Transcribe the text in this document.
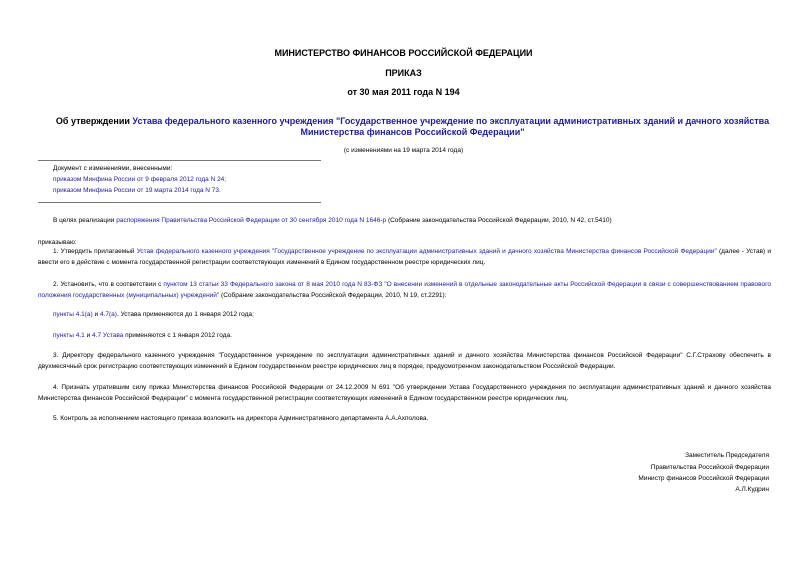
МИНИСТЕРСТВО ФИНАНСОВ РОССИЙСКОЙ ФЕДЕРАЦИИ
ПРИКАЗ
от 30 мая 2011 года N 194
Об утверждении Устава федерального казенного учреждения "Государственное учреждение по эксплуатации административных зданий и дачного хозяйства Министерства финансов Российской Федерации"
(с изменениями на 19 марта 2014 года)
Документ с изменениями, внесенными:
приказом Минфина России от 9 февраля 2012 года N 24;
приказом Минфина России от 19 марта 2014 года N 73.
В целях реализации распоряжения Правительства Российской Федерации от 30 сентября 2010 года N 1646-р (Собрание законодательства Российской Федерации, 2010, N 42, ст.5410)
приказываю:
1. Утвердить прилагаемый Устав федерального казенного учреждения "Государственное учреждение по эксплуатации административных зданий и дачного хозяйства Министерства финансов Российской Федерации" (далее - Устав) и ввести его в действие с момента государственной регистрации соответствующих изменений в Едином государственном реестре юридических лиц.
2. Установить, что в соответствии с пунктом 13 статьи 33 Федерального закона от 8 мая 2010 года N 83-ФЗ "О внесении изменений в отдельные законодательные акты Российской Федерации в связи с совершенствованием правового положения государственных (муниципальных) учреждений" (Собрание законодательства Российской Федерации, 2010, N 19, ст.2291):
пункты 4.1(а) и 4.7(а). Устава применяются до 1 января 2012 года;
пункты 4.1 и 4.7 Устава применяются с 1 января 2012 года.
3. Директору федерального казенного учреждения "Государственное учреждение по эксплуатации административных зданий и дачного хозяйства Министерства финансов Российской Федерации" С.Г.Страхову обеспечить в двухмесячный срок регистрацию соответствующих изменений в Едином государственном реестре юридических лиц в порядке, предусмотренном законодательством Российской Федерации.
4. Признать утратившим силу приказ Министерства финансов Российской Федерации от 24.12.2009 N 691 "Об утверждении Устава Государственного учреждения по эксплуатации административных зданий и дачного хозяйства Министерства финансов Российской Федерации" с момента государственной регистрации соответствующих изменений в Едином государственном реестре юридических лиц.
5. Контроль за исполнением настоящего приказа возложить на директора Административного департамента А.А.Ахполова.
Заместитель Председателя
Правительства Российской Федерации
Министр финансов Российской Федерации
А.Л.Кудрин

## What to produce
Leave the pictures out and copy the rest of the data exactly.

## Response below
Transcribe the text in this document.
МИНИСТЕРСТВО ФИНАНСОВ РОССИЙСКОЙ ФЕДЕРАЦИИ
ПРИКАЗ
от 30 мая 2011 года N 194
Об утверждении Устава федерального казенного учреждения "Государственное учреждение по эксплуатации административных зданий и дачного хозяйства Министерства финансов Российской Федерации"
(с изменениями на 19 марта 2014 года)
Документ с изменениями, внесенными:
приказом Минфина России от 9 февраля 2012 года N 24;
приказом Минфина России от 19 марта 2014 года N 73.
В целях реализации распоряжения Правительства Российской Федерации от 30 сентября 2010 года N 1646-р (Собрание законодательства Российской Федерации, 2010, N 42, ст.5410)
приказываю:
1. Утвердить прилагаемый Устав федерального казенного учреждения "Государственное учреждение по эксплуатации административных зданий и дачного хозяйства Министерства финансов Российской Федерации" (далее - Устав) и ввести его в действие с момента государственной регистрации соответствующих изменений в Едином государственном реестре юридических лиц.
2. Установить, что в соответствии с пунктом 13 статьи 33 Федерального закона от 8 мая 2010 года N 83-ФЗ "О внесении изменений в отдельные законодательные акты Российской Федерации в связи с совершенствованием правового положения государственных (муниципальных) учреждений" (Собрание законодательства Российской Федерации, 2010, N 19, ст.2291):
пункты 4.1(а) и 4.7(а). Устава применяются до 1 января 2012 года;
пункты 4.1 и 4.7 Устава применяются с 1 января 2012 года.
3. Директору федерального казенного учреждения "Государственное учреждение по эксплуатации административных зданий и дачного хозяйства Министерства финансов Российской Федерации" С.Г.Страхову обеспечить в двухмесячный срок регистрацию соответствующих изменений в Едином государственном реестре юридических лиц в порядке, предусмотренном законодательством Российской Федерации.
4. Признать утратившим силу приказ Министерства финансов Российской Федерации от 24.12.2009 N 691 "Об утверждении Устава Государственного учреждения по эксплуатации административных зданий и дачного хозяйства Министерства финансов Российской Федерации" с момента государственной регистрации соответствующих изменений в Едином государственном реестре юридических лиц.
5. Контроль за исполнением настоящего приказа возложить на директора Административного департамента А.А.Ахполова.
Заместитель Председателя
Правительства Российской Федерации
Министр финансов Российской Федерации
А.Л.Кудрин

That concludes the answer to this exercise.